— Short exercise —
Pull out every line of the items below that contains the string "Slowenien". Case counts.

Element placement data
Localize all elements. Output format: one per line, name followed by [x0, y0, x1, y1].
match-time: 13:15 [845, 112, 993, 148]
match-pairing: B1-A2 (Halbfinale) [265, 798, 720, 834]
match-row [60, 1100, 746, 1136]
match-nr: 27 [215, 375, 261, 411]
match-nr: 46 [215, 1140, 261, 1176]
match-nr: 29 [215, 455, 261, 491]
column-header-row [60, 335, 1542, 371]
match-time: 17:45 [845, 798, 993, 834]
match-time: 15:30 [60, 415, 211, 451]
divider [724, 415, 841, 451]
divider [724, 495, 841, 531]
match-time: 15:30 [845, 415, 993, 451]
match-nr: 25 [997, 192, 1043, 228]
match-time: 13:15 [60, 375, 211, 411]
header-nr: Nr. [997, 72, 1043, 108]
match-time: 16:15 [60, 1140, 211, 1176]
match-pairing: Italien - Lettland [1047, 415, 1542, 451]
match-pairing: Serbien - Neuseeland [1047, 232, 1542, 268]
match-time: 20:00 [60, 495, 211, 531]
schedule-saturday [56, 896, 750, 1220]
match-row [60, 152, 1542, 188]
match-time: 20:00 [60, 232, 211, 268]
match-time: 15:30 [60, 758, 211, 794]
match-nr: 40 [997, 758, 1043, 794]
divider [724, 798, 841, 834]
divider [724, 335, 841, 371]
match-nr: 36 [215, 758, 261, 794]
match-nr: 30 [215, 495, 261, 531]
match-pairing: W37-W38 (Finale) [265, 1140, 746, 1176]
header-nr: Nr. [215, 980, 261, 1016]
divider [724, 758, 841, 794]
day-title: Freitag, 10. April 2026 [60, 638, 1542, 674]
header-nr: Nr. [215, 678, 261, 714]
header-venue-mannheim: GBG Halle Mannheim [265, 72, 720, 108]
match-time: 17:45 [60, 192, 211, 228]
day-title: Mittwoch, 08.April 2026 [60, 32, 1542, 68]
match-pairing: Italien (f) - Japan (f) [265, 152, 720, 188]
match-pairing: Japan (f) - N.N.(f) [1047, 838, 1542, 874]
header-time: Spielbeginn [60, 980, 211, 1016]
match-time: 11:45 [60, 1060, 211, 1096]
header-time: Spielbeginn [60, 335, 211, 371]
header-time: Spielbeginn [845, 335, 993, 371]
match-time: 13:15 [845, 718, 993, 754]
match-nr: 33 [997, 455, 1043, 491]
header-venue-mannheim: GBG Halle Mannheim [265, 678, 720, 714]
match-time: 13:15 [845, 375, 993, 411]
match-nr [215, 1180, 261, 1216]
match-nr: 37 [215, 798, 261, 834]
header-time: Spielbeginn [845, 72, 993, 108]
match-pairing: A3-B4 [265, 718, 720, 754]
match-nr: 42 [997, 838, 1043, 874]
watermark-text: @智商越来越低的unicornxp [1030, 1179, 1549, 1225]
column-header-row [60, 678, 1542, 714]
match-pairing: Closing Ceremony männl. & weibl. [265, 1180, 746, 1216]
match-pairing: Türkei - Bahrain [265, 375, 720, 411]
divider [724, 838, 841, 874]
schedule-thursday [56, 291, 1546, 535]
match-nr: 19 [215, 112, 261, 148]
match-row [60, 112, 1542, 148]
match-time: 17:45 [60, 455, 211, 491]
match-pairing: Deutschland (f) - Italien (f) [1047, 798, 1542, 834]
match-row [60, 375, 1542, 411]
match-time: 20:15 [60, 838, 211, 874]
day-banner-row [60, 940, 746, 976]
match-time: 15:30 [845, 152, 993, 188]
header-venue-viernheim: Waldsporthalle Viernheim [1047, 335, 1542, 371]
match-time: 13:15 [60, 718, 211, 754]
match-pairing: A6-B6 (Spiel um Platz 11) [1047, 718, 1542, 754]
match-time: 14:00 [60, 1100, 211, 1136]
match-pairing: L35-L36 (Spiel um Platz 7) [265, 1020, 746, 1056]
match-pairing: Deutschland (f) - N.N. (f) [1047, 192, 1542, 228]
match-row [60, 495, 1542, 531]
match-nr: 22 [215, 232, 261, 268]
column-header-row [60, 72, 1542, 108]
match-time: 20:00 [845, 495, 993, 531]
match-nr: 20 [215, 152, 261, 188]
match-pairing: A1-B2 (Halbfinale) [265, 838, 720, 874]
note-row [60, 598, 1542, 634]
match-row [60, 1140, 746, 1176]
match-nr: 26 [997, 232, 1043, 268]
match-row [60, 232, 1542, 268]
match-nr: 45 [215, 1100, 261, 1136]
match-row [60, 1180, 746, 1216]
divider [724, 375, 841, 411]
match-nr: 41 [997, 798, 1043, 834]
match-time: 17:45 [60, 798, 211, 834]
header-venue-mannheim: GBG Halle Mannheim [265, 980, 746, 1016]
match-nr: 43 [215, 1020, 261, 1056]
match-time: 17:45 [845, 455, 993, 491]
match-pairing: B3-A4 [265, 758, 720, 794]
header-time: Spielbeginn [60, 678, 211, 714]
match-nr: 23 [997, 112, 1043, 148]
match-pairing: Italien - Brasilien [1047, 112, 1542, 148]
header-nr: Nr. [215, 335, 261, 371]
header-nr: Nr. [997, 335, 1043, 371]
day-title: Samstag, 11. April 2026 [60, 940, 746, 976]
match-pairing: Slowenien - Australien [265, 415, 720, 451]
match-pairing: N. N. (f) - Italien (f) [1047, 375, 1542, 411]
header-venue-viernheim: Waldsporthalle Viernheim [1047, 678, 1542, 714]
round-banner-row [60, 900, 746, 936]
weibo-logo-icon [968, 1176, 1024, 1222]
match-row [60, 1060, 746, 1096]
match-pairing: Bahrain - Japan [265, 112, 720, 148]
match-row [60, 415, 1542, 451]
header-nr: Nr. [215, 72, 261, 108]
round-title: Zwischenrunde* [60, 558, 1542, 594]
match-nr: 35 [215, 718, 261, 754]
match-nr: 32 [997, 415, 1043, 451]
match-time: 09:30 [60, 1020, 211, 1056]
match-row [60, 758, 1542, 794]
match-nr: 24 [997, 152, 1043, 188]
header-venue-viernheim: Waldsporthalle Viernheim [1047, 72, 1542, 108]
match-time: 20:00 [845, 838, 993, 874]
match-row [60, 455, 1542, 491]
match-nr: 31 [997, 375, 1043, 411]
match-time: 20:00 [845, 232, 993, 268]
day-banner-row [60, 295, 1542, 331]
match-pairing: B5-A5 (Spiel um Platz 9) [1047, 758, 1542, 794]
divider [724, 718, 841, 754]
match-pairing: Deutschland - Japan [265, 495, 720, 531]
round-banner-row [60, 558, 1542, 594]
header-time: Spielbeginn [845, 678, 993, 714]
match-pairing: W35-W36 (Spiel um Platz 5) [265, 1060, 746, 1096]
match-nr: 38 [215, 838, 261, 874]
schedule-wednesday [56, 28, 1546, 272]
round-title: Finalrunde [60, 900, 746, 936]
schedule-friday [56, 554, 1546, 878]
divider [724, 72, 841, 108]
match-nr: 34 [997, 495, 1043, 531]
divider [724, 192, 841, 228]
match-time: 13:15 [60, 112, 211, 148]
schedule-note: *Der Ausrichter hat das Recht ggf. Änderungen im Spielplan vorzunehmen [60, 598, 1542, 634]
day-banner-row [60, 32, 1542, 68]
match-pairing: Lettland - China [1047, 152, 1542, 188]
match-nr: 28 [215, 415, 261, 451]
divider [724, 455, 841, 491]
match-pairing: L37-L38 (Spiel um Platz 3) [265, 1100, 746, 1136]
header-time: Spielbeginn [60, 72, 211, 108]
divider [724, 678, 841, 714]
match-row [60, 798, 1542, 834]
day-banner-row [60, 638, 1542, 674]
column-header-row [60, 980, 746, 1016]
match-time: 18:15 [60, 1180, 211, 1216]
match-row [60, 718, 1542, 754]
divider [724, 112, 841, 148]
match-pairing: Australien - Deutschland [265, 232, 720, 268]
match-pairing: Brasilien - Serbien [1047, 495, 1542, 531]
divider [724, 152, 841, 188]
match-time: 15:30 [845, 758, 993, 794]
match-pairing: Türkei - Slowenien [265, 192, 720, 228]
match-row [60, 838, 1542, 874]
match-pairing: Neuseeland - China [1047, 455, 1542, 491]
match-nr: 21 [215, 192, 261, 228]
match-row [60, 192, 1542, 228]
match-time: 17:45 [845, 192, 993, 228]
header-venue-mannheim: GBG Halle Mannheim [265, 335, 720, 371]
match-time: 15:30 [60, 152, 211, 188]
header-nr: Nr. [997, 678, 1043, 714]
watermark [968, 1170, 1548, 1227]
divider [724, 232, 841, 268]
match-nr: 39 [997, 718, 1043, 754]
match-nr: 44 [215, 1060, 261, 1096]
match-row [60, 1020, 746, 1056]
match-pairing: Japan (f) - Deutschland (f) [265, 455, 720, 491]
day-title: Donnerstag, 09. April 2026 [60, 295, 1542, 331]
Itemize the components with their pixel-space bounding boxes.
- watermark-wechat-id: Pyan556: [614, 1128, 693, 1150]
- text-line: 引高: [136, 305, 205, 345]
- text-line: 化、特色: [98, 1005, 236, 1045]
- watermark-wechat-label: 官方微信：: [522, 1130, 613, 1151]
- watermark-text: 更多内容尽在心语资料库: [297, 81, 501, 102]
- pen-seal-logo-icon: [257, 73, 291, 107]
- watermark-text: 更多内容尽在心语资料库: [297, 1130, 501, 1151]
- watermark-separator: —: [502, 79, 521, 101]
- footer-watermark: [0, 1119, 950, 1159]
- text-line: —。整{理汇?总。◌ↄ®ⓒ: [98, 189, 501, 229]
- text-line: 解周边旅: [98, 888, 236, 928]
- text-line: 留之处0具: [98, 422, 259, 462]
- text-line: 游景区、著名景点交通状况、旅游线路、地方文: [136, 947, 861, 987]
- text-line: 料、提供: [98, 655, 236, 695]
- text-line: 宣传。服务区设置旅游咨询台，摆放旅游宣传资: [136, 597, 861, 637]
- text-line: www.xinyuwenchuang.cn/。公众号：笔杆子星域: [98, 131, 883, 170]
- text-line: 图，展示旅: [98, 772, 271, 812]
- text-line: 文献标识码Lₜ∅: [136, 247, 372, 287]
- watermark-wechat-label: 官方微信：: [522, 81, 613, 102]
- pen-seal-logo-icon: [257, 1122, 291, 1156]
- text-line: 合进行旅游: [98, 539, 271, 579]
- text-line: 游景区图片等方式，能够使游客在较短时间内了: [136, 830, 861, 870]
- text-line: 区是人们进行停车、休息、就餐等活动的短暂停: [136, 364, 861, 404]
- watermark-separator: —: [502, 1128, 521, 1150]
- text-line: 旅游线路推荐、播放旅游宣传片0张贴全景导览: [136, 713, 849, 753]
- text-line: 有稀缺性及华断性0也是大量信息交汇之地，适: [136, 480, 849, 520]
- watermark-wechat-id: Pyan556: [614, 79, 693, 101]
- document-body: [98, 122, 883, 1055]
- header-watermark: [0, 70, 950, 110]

— Response to the task —
match-pairing: Slowenien - Australien [265, 415, 720, 451]
match-pairing: Türkei - Slowenien [265, 192, 720, 228]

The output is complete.